- _TO DO_: Please work out how many lines in the material contain "JSON" and give only that figure.

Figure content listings
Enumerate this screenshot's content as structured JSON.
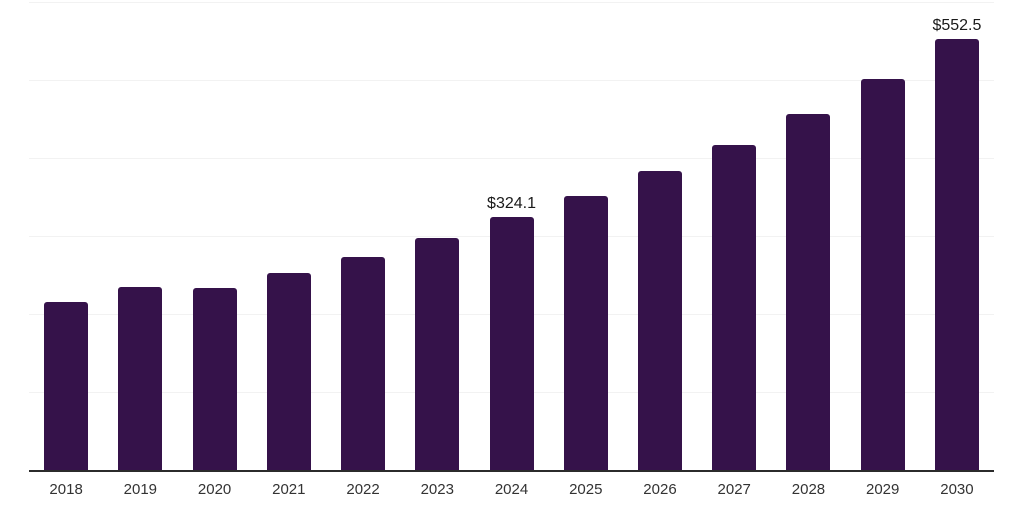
{
  "chart_data": {
    "type": "bar",
    "title": "",
    "xlabel": "",
    "ylabel": "",
    "categories": [
      "2018",
      "2019",
      "2020",
      "2021",
      "2022",
      "2023",
      "2024",
      "2025",
      "2026",
      "2027",
      "2028",
      "2029",
      "2030"
    ],
    "values": [
      215.9,
      234.3,
      233.0,
      252.7,
      273.2,
      298.0,
      324.1,
      351.8,
      383.5,
      416.9,
      456.6,
      501.5,
      552.5
    ],
    "data_labels": [
      "",
      "",
      "",
      "",
      "",
      "",
      "$324.1",
      "",
      "",
      "",
      "",
      "",
      "$552.5"
    ],
    "ylim": [
      0,
      600
    ],
    "gridline_values": [
      100,
      200,
      300,
      400,
      500,
      600
    ],
    "grid_on": true,
    "legend_position": "none",
    "colors": {
      "bar": "#35124A",
      "gridline": "#f2f2f2",
      "axis_line": "#2b2b2b",
      "value_label": "#1a1a1a",
      "tick_label": "#333333",
      "background": "#ffffff"
    }
  }
}
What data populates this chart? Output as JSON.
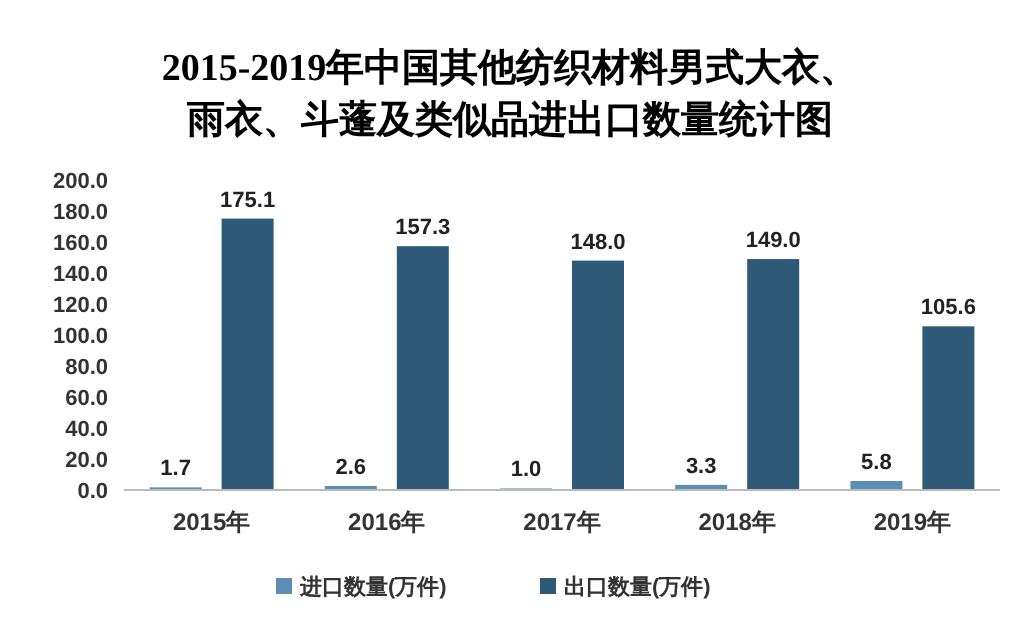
{
  "chart_data": {
    "type": "bar",
    "title": "2015-2019年中国其他纺织材料男式大衣、雨衣、斗蓬及类似品进出口数量统计图",
    "categories": [
      "2015年",
      "2016年",
      "2017年",
      "2018年",
      "2019年"
    ],
    "series": [
      {
        "name": "进口数量(万件)",
        "color": "#5b8db5",
        "values": [
          1.7,
          2.6,
          1.0,
          3.3,
          5.8
        ],
        "value_labels": [
          "1.7",
          "2.6",
          "1.0",
          "3.3",
          "5.8"
        ]
      },
      {
        "name": "出口数量(万件)",
        "color": "#2e5a78",
        "values": [
          175.1,
          157.3,
          148.0,
          149.0,
          105.6
        ],
        "value_labels": [
          "175.1",
          "157.3",
          "148.0",
          "149.0",
          "105.6"
        ]
      }
    ],
    "ylim": [
      0,
      200
    ],
    "yticks": [
      {
        "value": 0,
        "label": "0.0"
      },
      {
        "value": 20,
        "label": "20.0"
      },
      {
        "value": 40,
        "label": "40.0"
      },
      {
        "value": 60,
        "label": "60.0"
      },
      {
        "value": 80,
        "label": "80.0"
      },
      {
        "value": 100,
        "label": "100.0"
      },
      {
        "value": 120,
        "label": "120.0"
      },
      {
        "value": 140,
        "label": "140.0"
      },
      {
        "value": 160,
        "label": "160.0"
      },
      {
        "value": 180,
        "label": "180.0"
      },
      {
        "value": 200,
        "label": "200.0"
      }
    ],
    "legend": "bottom"
  }
}
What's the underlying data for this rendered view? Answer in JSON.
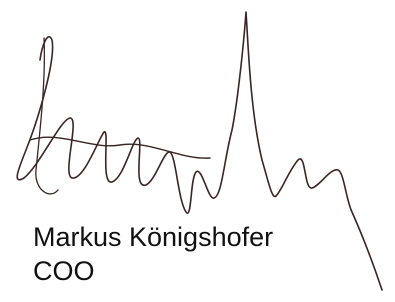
{
  "signature": {
    "name": "Markus Königshofer",
    "title": "COO"
  }
}
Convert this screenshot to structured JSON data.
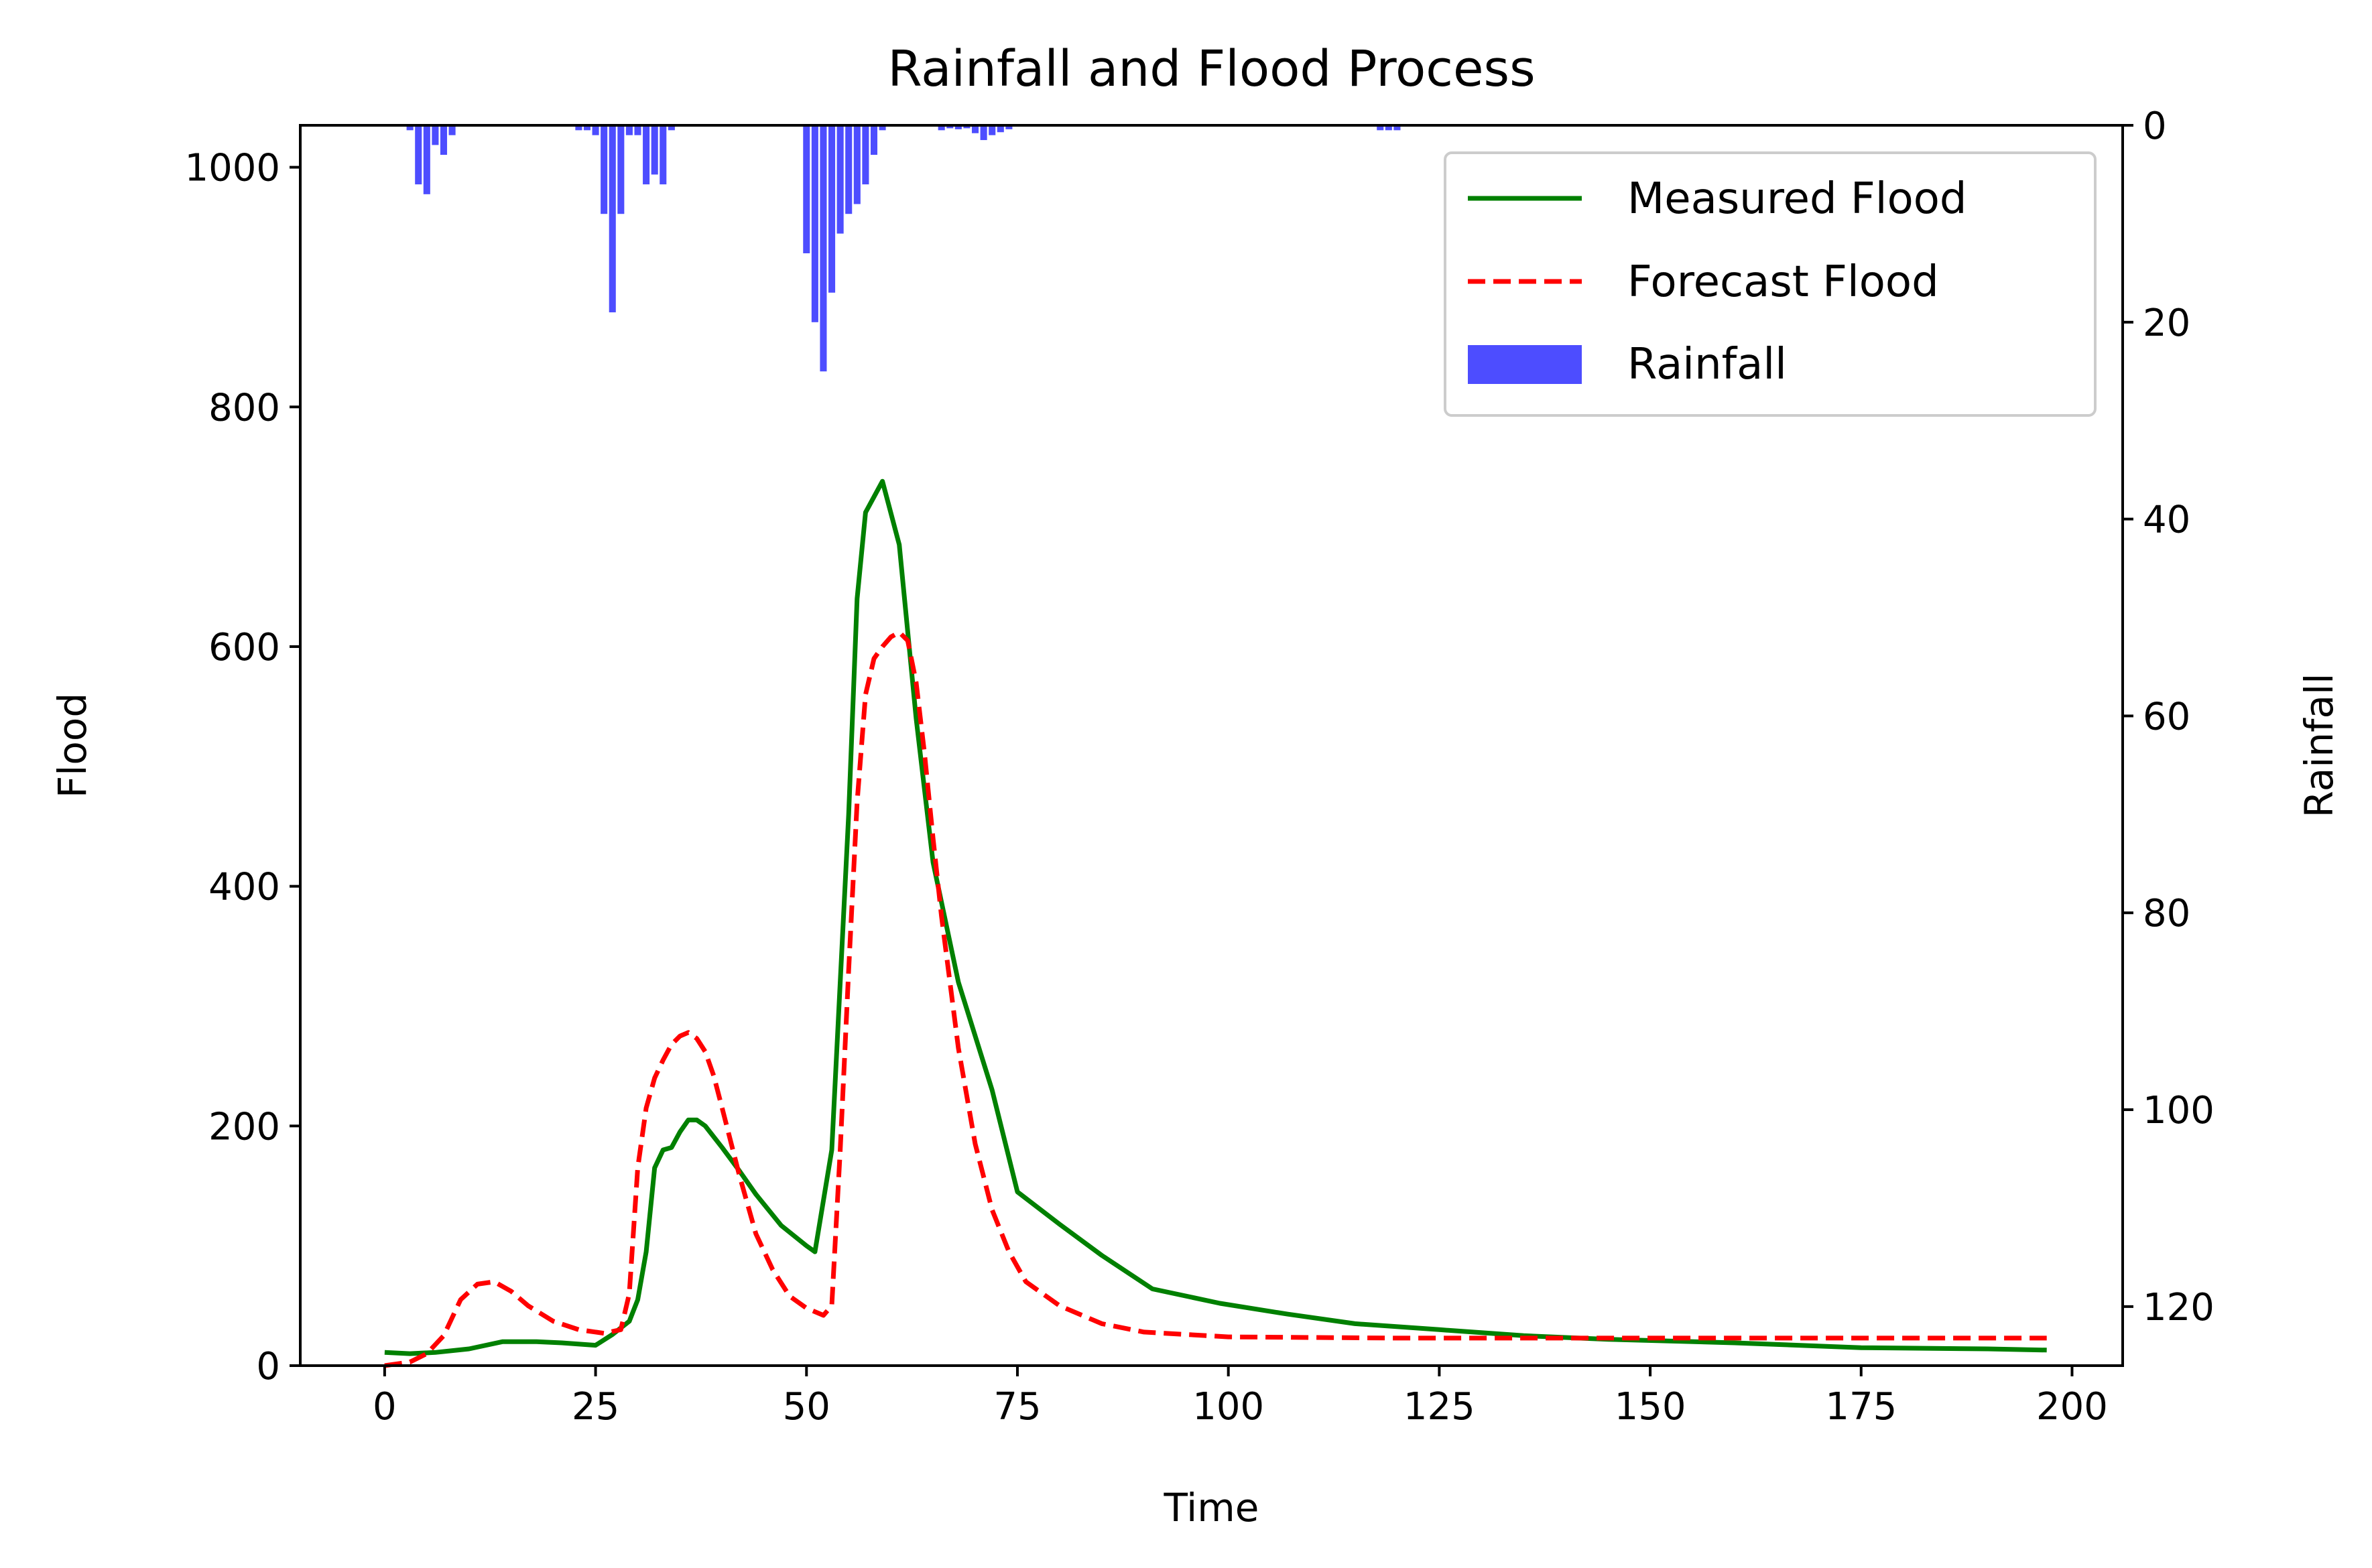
{
  "chart_data": {
    "type": "line",
    "title": "Rainfall and Flood Process",
    "xlabel": "Time",
    "ylabel": "Flood",
    "y2label": "Rainfall",
    "xlim": [
      -10,
      206
    ],
    "ylim": [
      0,
      1035
    ],
    "y2lim": [
      0,
      126
    ],
    "y2_inverted": true,
    "xticks": [
      0,
      25,
      50,
      75,
      100,
      125,
      150,
      175,
      200
    ],
    "yticks": [
      0,
      200,
      400,
      600,
      800,
      1000
    ],
    "y2ticks": [
      0,
      20,
      40,
      60,
      80,
      100,
      120
    ],
    "legend_position": "top-right",
    "grid": false,
    "series": [
      {
        "name": "Measured Flood",
        "kind": "line",
        "color": "#008000",
        "dash": "solid",
        "x": [
          0,
          3,
          6,
          10,
          14,
          18,
          21,
          25,
          27,
          29,
          30,
          31,
          32,
          33,
          34,
          35,
          36,
          37,
          38,
          40,
          42,
          44,
          47,
          50,
          51,
          53,
          55,
          56,
          57,
          59,
          61,
          63,
          65,
          68,
          72,
          75,
          80,
          85,
          91,
          99,
          107,
          115,
          125,
          135,
          145,
          160,
          175,
          190,
          197
        ],
        "y": [
          11,
          10,
          11,
          14,
          20,
          20,
          19,
          17,
          26,
          37,
          55,
          95,
          165,
          180,
          182,
          195,
          205,
          205,
          200,
          182,
          163,
          143,
          117,
          100,
          95,
          180,
          460,
          640,
          712,
          738,
          685,
          540,
          420,
          320,
          230,
          145,
          118,
          92,
          64,
          52,
          43,
          35,
          30,
          25,
          22,
          19,
          15,
          14,
          13
        ]
      },
      {
        "name": "Forecast Flood",
        "kind": "line",
        "color": "#ff0000",
        "dash": "dashed",
        "x": [
          0,
          3,
          5,
          7,
          9,
          11,
          13,
          15,
          17,
          20,
          23,
          26,
          28,
          29,
          30,
          31,
          32,
          33,
          34,
          35,
          36,
          37,
          38,
          39,
          40,
          42,
          44,
          46,
          48,
          50,
          52,
          53,
          54,
          55,
          56,
          57,
          58,
          59,
          60,
          61,
          62,
          63,
          64,
          65,
          66,
          68,
          70,
          72,
          74,
          76,
          80,
          85,
          90,
          100,
          120,
          140,
          160,
          180,
          197
        ],
        "y": [
          0,
          3,
          10,
          25,
          55,
          68,
          70,
          62,
          50,
          37,
          30,
          27,
          30,
          60,
          165,
          215,
          240,
          255,
          268,
          275,
          278,
          273,
          262,
          242,
          215,
          160,
          110,
          80,
          58,
          48,
          42,
          50,
          180,
          330,
          470,
          560,
          590,
          600,
          608,
          612,
          605,
          570,
          510,
          440,
          375,
          265,
          185,
          130,
          95,
          70,
          50,
          35,
          28,
          24,
          23,
          23,
          23,
          23,
          23
        ]
      },
      {
        "name": "Rainfall",
        "kind": "bar",
        "axis": "right",
        "color": "#4d4dff",
        "x": [
          3,
          4,
          5,
          6,
          7,
          8,
          23,
          24,
          25,
          26,
          27,
          28,
          29,
          30,
          31,
          32,
          33,
          34,
          50,
          51,
          52,
          53,
          54,
          55,
          56,
          57,
          58,
          59,
          66,
          67,
          68,
          69,
          70,
          71,
          72,
          73,
          74,
          118,
          119,
          120
        ],
        "values": [
          0.5,
          6,
          7,
          2,
          3,
          1,
          0.5,
          0.5,
          1,
          9,
          19,
          9,
          1,
          1,
          6,
          5,
          6,
          0.5,
          13,
          20,
          25,
          17,
          11,
          9,
          8,
          6,
          3,
          0.5,
          0.5,
          0.3,
          0.4,
          0.3,
          0.8,
          1.5,
          1,
          0.7,
          0.4,
          0.5,
          0.5,
          0.5
        ]
      }
    ]
  }
}
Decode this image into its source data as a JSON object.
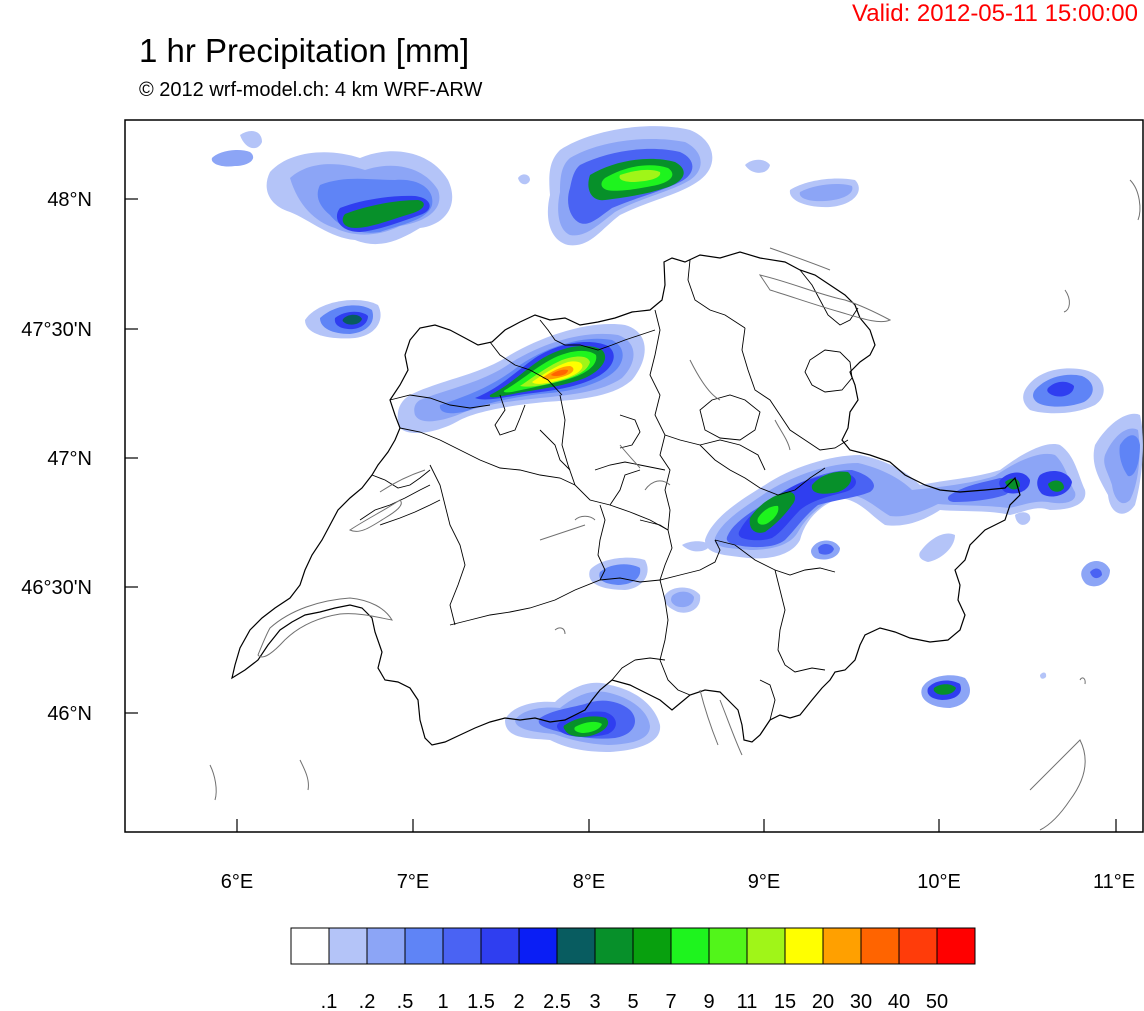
{
  "header": {
    "valid": "Valid: 2012-05-11 15:00:00",
    "title": "1 hr Precipitation [mm]",
    "subtitle": "© 2012 wrf-model.ch: 4 km WRF-ARW"
  },
  "axes": {
    "lat_labels": [
      "48°N",
      "47°30'N",
      "47°N",
      "46°30'N",
      "46°N"
    ],
    "lon_labels": [
      "6°E",
      "7°E",
      "8°E",
      "9°E",
      "10°E",
      "11°E"
    ]
  },
  "colorbar": {
    "labels": [
      ".1",
      ".2",
      ".5",
      "1",
      "1.5",
      "2",
      "2.5",
      "3",
      "5",
      "7",
      "9",
      "11",
      "15",
      "20",
      "30",
      "40",
      "50"
    ],
    "colors": [
      "#ffffff",
      "#b4c4f8",
      "#8ca5f6",
      "#5f84f6",
      "#4a63f3",
      "#2f3ef0",
      "#0a1ef5",
      "#085c60",
      "#07902a",
      "#08a00e",
      "#1ef41e",
      "#52f51a",
      "#a0f518",
      "#ffff00",
      "#ffa000",
      "#ff6400",
      "#ff3c0a",
      "#ff0000"
    ]
  }
}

- _ANSWER TO THIS EXERCISE_: 5